Material supplied:
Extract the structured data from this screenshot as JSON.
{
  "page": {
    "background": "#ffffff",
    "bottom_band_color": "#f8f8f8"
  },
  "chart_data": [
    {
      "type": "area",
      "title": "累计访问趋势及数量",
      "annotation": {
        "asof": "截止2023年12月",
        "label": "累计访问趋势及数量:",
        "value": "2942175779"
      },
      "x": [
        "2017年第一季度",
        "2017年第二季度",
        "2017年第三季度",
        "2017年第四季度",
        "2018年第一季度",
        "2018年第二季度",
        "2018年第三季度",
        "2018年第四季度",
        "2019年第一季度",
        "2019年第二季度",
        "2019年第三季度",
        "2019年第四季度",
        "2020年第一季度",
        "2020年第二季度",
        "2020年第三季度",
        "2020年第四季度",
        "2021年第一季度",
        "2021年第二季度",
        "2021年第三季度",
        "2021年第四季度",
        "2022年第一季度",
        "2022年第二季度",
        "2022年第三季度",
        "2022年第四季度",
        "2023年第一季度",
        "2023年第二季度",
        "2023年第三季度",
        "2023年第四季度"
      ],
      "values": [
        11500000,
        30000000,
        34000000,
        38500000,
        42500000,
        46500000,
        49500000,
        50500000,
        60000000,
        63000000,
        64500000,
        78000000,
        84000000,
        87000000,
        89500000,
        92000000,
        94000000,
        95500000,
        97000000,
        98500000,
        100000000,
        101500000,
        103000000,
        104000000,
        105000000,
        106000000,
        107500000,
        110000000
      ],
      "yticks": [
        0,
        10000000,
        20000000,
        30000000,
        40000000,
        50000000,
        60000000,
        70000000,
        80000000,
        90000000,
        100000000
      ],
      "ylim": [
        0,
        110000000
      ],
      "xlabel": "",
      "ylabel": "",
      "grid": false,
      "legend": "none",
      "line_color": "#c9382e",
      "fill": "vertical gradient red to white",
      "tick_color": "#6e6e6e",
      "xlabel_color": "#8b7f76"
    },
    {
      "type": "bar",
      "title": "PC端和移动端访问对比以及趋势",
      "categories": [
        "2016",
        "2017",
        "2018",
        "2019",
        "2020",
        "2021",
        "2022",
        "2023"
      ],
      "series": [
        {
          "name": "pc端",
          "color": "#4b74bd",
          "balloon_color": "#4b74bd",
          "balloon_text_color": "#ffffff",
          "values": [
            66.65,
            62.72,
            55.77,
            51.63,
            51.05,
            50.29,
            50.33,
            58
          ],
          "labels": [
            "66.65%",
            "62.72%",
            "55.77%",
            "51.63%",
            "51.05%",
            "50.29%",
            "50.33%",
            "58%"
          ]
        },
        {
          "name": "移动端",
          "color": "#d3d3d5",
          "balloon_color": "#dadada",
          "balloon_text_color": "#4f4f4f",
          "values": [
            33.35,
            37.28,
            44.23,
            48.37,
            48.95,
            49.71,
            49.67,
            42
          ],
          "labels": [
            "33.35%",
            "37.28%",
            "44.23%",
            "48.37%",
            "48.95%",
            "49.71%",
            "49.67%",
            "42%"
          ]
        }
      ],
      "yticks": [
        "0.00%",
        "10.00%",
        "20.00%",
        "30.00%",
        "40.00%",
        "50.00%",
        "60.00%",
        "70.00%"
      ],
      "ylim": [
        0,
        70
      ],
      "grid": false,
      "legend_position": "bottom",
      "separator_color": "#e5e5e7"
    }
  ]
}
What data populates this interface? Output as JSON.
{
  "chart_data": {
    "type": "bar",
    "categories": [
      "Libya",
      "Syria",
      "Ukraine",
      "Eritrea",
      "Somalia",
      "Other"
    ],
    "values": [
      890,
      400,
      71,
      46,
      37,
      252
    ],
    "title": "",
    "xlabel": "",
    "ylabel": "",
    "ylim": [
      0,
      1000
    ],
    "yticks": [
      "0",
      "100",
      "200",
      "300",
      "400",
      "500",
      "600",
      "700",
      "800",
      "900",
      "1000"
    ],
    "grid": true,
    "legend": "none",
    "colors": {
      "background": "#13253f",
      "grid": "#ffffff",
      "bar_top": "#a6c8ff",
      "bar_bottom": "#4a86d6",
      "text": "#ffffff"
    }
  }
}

Directions for this task:
Repeat exactly, and only, the lines of the records above, starting with the line that contains "What data populates" and ending with the final line, both included.

Answer for the task:
What data populates this interface? Output as JSON.
{
  "chart_data": {
    "type": "bar",
    "categories": [
      "Libya",
      "Syria",
      "Ukraine",
      "Eritrea",
      "Somalia",
      "Other"
    ],
    "values": [
      890,
      400,
      71,
      46,
      37,
      252
    ],
    "title": "",
    "xlabel": "",
    "ylabel": "",
    "ylim": [
      0,
      1000
    ],
    "yticks": [
      "0",
      "100",
      "200",
      "300",
      "400",
      "500",
      "600",
      "700",
      "800",
      "900",
      "1000"
    ],
    "grid": true,
    "legend": "none",
    "colors": {
      "background": "#13253f",
      "grid": "#ffffff",
      "bar_top": "#a6c8ff",
      "bar_bottom": "#4a86d6",
      "text": "#ffffff"
    }
  }
}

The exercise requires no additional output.